What is needed -
Quote every line as given.

┌──

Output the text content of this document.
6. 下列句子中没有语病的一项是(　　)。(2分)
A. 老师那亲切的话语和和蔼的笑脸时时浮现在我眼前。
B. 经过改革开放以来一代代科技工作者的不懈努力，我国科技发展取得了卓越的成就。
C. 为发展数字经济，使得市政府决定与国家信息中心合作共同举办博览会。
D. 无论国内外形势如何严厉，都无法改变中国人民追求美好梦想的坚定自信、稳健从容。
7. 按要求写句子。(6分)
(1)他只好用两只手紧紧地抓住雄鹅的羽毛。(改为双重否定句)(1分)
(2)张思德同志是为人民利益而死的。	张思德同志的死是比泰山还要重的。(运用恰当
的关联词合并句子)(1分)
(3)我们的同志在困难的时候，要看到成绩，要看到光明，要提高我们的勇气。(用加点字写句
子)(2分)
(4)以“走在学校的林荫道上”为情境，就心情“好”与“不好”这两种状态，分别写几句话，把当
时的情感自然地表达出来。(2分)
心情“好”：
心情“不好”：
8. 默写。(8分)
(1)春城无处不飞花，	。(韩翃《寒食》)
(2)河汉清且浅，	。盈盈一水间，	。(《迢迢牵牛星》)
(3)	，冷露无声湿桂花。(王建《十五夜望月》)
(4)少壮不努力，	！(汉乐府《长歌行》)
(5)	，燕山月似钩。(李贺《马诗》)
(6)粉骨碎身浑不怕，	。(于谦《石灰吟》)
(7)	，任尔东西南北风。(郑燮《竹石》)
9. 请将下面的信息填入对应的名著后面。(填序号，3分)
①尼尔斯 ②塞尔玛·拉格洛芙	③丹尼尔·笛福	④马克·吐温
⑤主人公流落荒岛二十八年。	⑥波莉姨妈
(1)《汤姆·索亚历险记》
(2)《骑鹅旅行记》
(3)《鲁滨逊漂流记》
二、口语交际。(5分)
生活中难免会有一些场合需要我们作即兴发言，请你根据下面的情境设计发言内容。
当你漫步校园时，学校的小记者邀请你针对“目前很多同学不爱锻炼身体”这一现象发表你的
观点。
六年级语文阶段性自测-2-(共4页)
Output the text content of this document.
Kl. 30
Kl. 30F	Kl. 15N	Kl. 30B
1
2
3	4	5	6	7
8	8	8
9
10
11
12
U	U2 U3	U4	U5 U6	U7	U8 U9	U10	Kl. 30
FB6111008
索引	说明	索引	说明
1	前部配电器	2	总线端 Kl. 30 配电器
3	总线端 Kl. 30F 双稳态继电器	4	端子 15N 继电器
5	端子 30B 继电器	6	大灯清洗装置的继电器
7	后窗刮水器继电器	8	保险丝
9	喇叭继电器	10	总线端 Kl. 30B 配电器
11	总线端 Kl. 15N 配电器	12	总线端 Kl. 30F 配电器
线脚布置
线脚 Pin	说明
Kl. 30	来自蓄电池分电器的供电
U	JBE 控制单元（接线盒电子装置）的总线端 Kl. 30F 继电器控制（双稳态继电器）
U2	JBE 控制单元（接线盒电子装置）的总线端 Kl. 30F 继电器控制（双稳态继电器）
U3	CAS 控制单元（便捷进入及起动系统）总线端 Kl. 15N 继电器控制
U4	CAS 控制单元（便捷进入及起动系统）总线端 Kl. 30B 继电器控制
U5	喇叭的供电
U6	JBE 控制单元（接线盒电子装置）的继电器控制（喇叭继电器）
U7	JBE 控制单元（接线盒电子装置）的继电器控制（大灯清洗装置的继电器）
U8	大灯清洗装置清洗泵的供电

└──

Result for this task -
Output the text content of this document.
6. 下列句子中没有语病的一项是(　　)。(2分)
A. 老师那亲切的话语和和蔼的笑脸时时浮现在我眼前。
B. 经过改革开放以来一代代科技工作者的不懈努力，我国科技发展取得了卓越的成就。
C. 为发展数字经济，使得市政府决定与国家信息中心合作共同举办博览会。
D. 无论国内外形势如何严厉，都无法改变中国人民追求美好梦想的坚定自信、稳健从容。
7. 按要求写句子。(6分)
(1)他只好用两只手紧紧地抓住雄鹅的羽毛。(改为双重否定句)(1分)
(2)张思德同志是为人民利益而死的。	张思德同志的死是比泰山还要重的。(运用恰当
的关联词合并句子)(1分)
(3)我们的同志在困难的时候，要看到成绩，要看到光明，要提高我们的勇气。(用加点字写句
子)(2分)
(4)以“走在学校的林荫道上”为情境，就心情“好”与“不好”这两种状态，分别写几句话，把当
时的情感自然地表达出来。(2分)
心情“好”：
心情“不好”：
8. 默写。(8分)
(1)春城无处不飞花，	。(韩翃《寒食》)
(2)河汉清且浅，	。盈盈一水间，	。(《迢迢牵牛星》)
(3)	，冷露无声湿桂花。(王建《十五夜望月》)
(4)少壮不努力，	！(汉乐府《长歌行》)
(5)	，燕山月似钩。(李贺《马诗》)
(6)粉骨碎身浑不怕，	。(于谦《石灰吟》)
(7)	，任尔东西南北风。(郑燮《竹石》)
9. 请将下面的信息填入对应的名著后面。(填序号，3分)
①尼尔斯 ②塞尔玛·拉格洛芙	③丹尼尔·笛福	④马克·吐温
⑤主人公流落荒岛二十八年。	⑥波莉姨妈
(1)《汤姆·索亚历险记》
(2)《骑鹅旅行记》
(3)《鲁滨逊漂流记》
二、口语交际。(5分)
生活中难免会有一些场合需要我们作即兴发言，请你根据下面的情境设计发言内容。
当你漫步校园时，学校的小记者邀请你针对“目前很多同学不爱锻炼身体”这一现象发表你的
观点。
六年级语文阶段性自测-2-(共4页)
Output the text content of this document.
Kl. 30
Kl. 30F	Kl. 15N	Kl. 30B
1
2
3	4	5	6	7
8	8	8
9
10
11
12
U	U2 U3	U4	U5 U6	U7	U8 U9	U10	Kl. 30
FB6111008
索引	说明	索引	说明
1	前部配电器	2	总线端 Kl. 30 配电器
3	总线端 Kl. 30F 双稳态继电器	4	端子 15N 继电器
5	端子 30B 继电器	6	大灯清洗装置的继电器
7	后窗刮水器继电器	8	保险丝
9	喇叭继电器	10	总线端 Kl. 30B 配电器
11	总线端 Kl. 15N 配电器	12	总线端 Kl. 30F 配电器
线脚布置
线脚 Pin	说明
Kl. 30	来自蓄电池分电器的供电
U	JBE 控制单元（接线盒电子装置）的总线端 Kl. 30F 继电器控制（双稳态继电器）
U2	JBE 控制单元（接线盒电子装置）的总线端 Kl. 30F 继电器控制（双稳态继电器）
U3	CAS 控制单元（便捷进入及起动系统）总线端 Kl. 15N 继电器控制
U4	CAS 控制单元（便捷进入及起动系统）总线端 Kl. 30B 继电器控制
U5	喇叭的供电
U6	JBE 控制单元（接线盒电子装置）的继电器控制（喇叭继电器）
U7	JBE 控制单元（接线盒电子装置）的继电器控制（大灯清洗装置的继电器）
U8	大灯清洗装置清洗泵的供电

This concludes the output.